Where a line contains the string "displayed", copy that line.

------------------------------

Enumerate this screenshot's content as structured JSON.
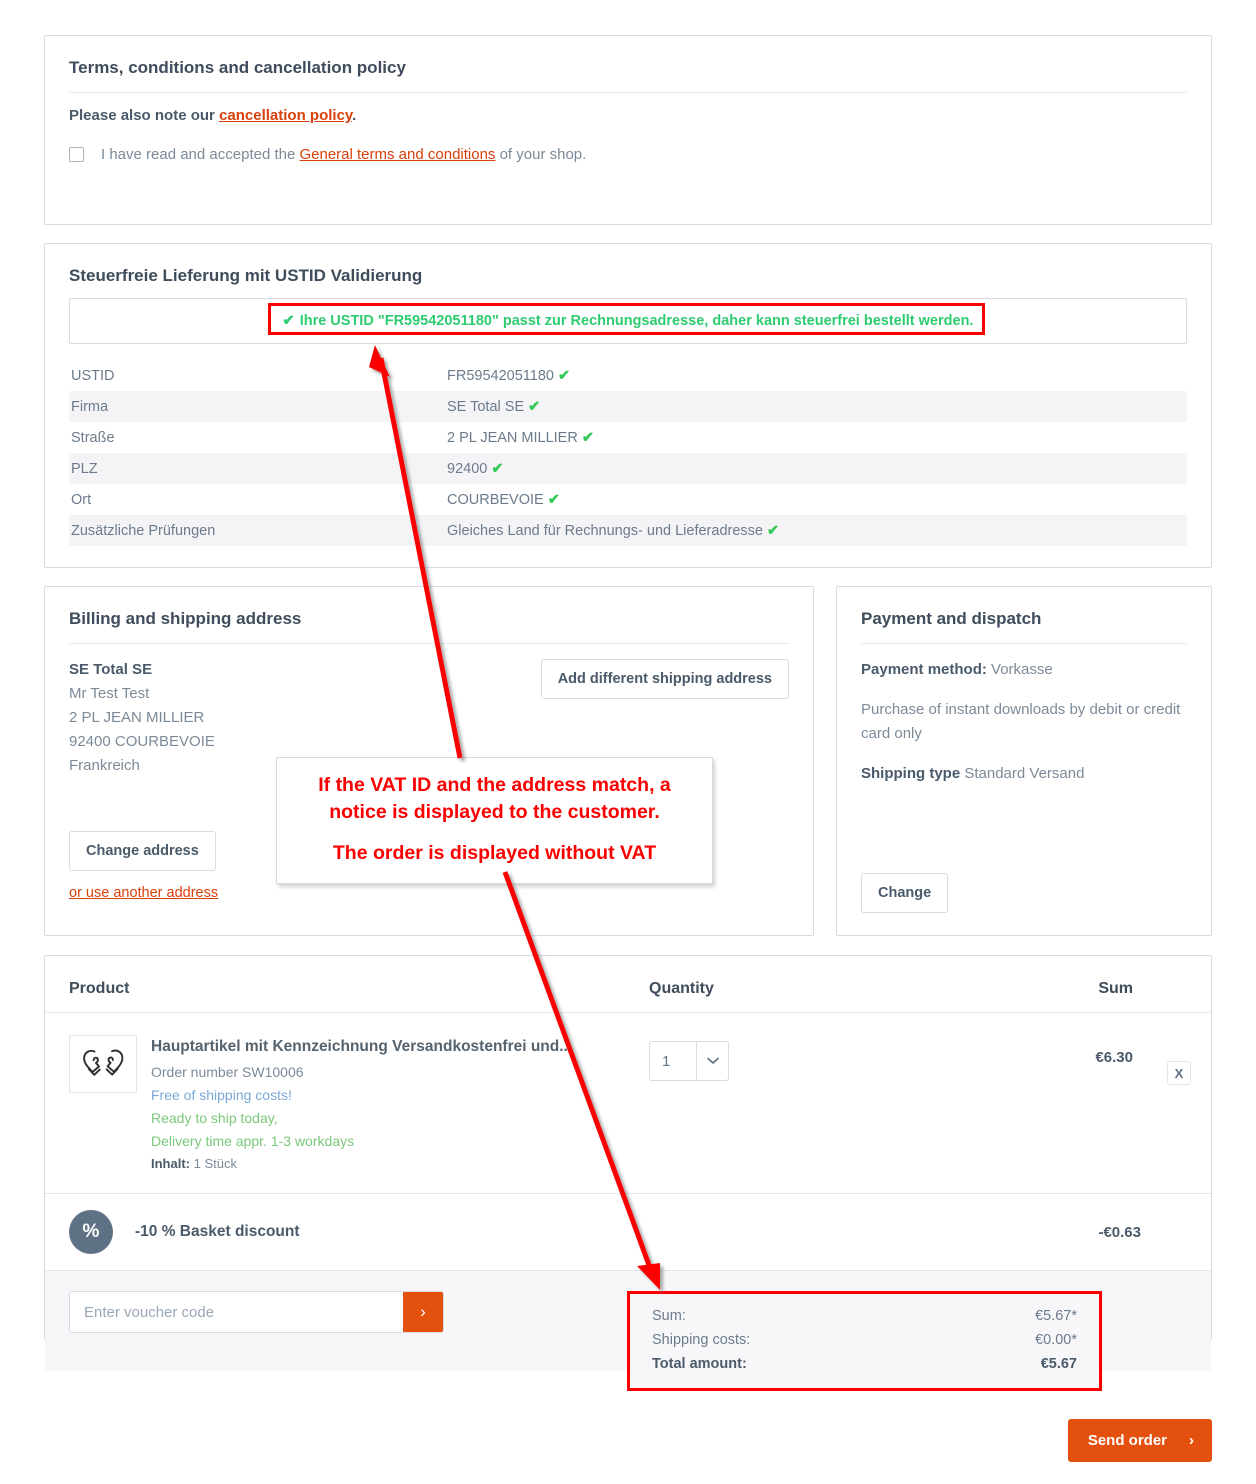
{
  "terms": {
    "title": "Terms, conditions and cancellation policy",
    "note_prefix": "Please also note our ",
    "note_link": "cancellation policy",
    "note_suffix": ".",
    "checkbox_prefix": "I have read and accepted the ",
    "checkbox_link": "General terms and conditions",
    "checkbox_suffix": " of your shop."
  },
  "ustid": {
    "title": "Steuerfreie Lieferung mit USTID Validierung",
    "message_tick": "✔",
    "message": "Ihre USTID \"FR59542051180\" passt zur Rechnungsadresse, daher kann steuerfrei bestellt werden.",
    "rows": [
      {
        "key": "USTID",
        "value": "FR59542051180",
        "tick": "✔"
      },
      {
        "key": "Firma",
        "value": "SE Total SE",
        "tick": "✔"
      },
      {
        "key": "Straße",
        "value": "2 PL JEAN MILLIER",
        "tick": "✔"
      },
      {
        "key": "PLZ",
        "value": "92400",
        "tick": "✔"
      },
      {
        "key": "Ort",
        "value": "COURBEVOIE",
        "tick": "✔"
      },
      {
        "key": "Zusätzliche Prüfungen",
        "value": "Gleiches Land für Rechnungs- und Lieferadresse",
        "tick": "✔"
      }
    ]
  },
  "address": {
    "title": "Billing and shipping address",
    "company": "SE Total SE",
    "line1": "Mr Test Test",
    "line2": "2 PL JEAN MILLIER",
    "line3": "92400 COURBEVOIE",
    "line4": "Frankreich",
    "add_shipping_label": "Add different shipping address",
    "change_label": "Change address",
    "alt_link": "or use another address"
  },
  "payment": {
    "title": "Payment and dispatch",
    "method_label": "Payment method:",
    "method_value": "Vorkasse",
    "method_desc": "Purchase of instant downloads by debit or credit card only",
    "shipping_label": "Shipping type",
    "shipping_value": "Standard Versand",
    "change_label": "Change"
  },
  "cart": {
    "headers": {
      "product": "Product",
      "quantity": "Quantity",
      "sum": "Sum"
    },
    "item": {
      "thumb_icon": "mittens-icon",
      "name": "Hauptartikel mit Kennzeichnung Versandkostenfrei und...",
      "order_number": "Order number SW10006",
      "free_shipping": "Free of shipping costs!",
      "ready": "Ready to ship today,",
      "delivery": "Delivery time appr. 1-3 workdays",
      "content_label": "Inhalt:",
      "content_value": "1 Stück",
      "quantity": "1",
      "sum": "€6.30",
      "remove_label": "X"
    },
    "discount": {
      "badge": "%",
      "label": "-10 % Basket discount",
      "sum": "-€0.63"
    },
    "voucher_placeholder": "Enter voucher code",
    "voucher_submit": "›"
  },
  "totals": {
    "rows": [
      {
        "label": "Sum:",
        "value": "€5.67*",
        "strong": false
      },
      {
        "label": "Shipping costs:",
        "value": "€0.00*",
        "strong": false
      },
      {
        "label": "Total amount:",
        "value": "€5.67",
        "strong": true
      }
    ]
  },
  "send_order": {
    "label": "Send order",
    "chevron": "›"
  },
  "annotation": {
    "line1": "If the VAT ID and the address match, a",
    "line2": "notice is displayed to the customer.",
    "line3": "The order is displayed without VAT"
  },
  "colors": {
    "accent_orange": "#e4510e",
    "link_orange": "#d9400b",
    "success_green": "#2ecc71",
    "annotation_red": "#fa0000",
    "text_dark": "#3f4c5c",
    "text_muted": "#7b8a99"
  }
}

------------------------------

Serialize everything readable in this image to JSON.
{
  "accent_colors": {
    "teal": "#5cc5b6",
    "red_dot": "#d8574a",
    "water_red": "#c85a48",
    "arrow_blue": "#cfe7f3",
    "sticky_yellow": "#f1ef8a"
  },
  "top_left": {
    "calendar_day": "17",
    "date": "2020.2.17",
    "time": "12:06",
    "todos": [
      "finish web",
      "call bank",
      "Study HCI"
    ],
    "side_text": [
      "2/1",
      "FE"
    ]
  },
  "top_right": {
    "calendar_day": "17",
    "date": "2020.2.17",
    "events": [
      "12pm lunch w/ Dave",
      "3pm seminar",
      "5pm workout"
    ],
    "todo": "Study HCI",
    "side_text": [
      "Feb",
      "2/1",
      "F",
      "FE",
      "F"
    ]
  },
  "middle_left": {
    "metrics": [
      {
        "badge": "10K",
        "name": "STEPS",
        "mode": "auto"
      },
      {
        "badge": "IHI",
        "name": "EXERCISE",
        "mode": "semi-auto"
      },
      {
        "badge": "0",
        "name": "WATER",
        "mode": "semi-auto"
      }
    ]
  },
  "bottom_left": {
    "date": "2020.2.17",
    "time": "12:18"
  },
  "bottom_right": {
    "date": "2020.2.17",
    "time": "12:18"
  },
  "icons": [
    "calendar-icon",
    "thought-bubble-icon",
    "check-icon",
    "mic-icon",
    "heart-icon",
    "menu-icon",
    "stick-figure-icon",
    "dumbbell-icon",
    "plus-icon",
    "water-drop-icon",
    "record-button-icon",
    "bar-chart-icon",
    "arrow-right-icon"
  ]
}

------------------------------

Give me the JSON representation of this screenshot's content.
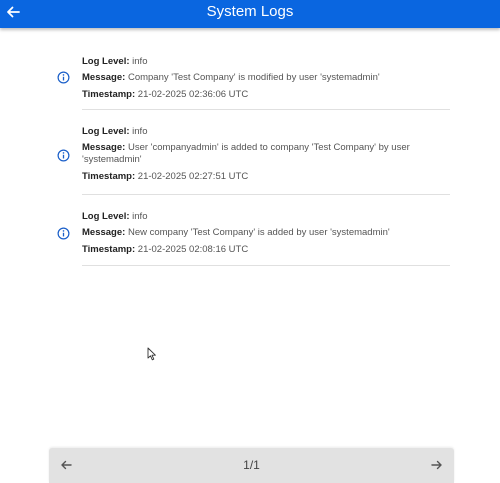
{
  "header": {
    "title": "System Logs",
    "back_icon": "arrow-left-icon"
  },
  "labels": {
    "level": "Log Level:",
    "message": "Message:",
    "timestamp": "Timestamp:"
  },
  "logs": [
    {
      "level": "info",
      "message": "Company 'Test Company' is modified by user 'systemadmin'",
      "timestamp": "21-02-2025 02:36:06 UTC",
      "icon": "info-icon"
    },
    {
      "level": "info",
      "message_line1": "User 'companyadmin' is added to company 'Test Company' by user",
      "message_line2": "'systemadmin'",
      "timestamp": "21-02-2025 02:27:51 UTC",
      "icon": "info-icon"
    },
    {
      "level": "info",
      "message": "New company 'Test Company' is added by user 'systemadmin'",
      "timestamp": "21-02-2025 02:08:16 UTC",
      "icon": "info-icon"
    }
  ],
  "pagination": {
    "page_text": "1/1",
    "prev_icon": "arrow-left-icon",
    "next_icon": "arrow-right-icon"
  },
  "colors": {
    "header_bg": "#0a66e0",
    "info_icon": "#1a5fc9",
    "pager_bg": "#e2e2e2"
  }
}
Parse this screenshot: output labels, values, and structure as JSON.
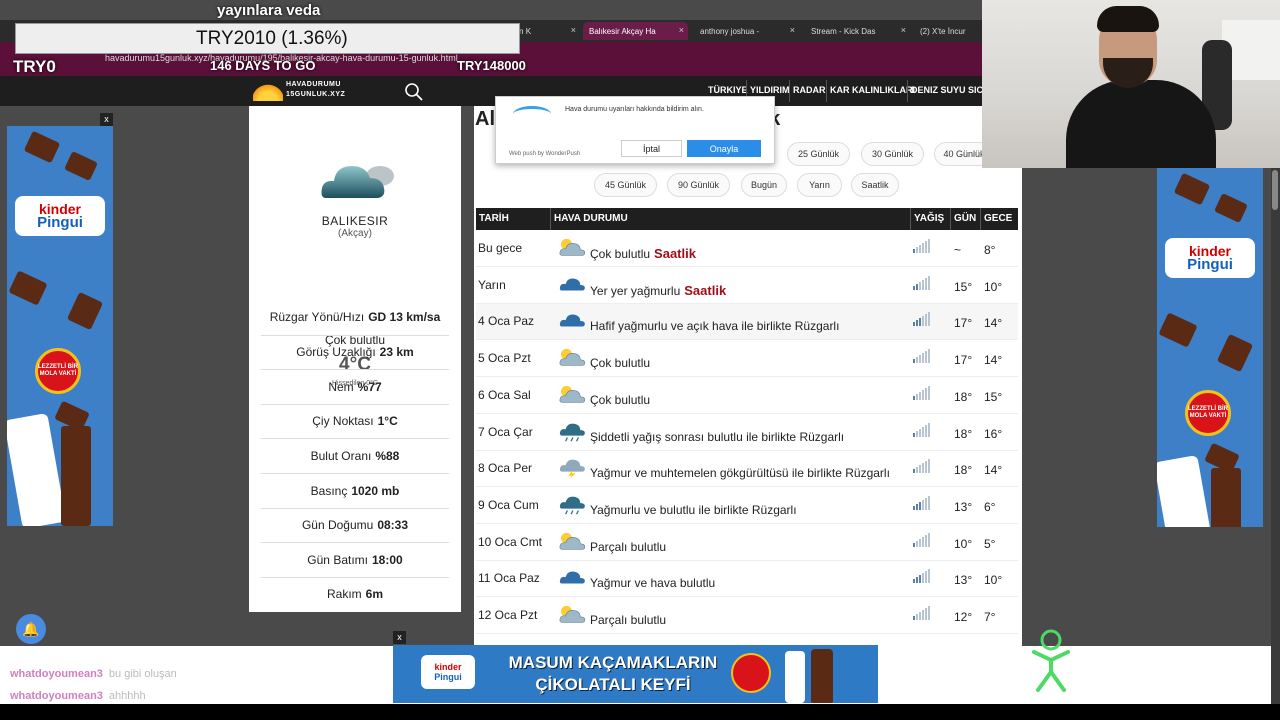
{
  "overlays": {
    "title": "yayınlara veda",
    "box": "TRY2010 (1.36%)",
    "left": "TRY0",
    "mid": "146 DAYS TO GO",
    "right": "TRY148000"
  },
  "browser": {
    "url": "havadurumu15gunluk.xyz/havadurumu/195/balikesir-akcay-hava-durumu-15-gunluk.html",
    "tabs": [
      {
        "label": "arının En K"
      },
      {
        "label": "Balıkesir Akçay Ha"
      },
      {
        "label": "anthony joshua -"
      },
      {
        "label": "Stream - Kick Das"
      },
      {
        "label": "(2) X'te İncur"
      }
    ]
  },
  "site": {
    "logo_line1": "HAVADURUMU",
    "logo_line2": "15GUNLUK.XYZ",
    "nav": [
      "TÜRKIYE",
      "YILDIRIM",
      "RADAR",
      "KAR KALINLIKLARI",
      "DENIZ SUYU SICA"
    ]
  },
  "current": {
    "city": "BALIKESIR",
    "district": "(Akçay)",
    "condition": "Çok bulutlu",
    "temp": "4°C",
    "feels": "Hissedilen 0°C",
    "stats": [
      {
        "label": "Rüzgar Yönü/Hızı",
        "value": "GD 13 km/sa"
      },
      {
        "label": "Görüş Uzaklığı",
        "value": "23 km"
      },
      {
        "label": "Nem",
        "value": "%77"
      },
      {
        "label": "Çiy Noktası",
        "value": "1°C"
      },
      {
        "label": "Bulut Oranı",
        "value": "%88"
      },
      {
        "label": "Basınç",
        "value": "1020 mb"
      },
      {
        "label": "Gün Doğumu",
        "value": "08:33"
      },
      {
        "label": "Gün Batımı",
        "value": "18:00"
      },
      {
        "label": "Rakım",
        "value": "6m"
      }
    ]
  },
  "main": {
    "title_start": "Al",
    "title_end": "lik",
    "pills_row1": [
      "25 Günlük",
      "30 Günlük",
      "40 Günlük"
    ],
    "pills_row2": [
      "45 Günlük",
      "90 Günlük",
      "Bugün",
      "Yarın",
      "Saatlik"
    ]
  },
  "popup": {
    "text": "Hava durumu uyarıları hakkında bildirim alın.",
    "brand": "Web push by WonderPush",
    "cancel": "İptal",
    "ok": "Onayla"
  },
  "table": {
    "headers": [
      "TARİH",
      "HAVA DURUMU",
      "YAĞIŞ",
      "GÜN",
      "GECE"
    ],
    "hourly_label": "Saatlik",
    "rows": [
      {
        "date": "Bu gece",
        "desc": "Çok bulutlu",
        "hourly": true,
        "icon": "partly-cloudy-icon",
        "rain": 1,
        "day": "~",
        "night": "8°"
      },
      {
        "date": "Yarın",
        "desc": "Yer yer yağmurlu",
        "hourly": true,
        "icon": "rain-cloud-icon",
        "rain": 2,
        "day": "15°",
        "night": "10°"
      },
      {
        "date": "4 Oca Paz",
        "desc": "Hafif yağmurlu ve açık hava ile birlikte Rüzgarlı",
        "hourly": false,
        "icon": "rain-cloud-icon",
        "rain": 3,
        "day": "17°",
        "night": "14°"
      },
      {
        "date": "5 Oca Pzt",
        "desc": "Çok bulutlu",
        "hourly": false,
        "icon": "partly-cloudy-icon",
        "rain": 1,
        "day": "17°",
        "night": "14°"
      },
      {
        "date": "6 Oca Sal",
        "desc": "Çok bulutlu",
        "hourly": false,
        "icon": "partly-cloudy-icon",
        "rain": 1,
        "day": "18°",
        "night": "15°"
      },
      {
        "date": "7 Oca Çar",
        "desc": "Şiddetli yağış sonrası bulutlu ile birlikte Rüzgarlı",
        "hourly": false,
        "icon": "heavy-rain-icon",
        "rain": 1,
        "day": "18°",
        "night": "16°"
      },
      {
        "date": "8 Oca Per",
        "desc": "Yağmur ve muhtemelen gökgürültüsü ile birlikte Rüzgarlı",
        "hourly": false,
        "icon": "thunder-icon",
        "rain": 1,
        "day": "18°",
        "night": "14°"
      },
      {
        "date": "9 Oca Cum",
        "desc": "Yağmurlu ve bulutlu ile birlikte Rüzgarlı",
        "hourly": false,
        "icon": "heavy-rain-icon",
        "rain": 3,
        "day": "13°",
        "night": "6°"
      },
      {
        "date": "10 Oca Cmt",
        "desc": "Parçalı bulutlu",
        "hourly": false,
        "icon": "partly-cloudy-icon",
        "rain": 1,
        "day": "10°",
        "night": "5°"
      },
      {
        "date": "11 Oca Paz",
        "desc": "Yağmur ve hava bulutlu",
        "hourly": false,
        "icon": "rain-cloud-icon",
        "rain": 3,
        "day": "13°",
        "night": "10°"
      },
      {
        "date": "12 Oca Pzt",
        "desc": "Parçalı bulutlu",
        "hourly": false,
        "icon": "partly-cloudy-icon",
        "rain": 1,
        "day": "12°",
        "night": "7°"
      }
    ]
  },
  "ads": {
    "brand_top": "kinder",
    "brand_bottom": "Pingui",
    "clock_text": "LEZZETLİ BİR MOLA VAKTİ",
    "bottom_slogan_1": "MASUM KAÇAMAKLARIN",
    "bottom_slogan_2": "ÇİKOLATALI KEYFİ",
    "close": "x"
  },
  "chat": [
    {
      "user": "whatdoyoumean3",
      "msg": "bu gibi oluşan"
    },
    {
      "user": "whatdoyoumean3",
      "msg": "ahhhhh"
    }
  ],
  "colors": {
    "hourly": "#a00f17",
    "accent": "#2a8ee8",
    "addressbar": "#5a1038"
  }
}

------------------------------

ANSWER TO THE TASK:
    "line2": "notice is displayed to the customer.",
    "line3": "The order is displayed without VAT"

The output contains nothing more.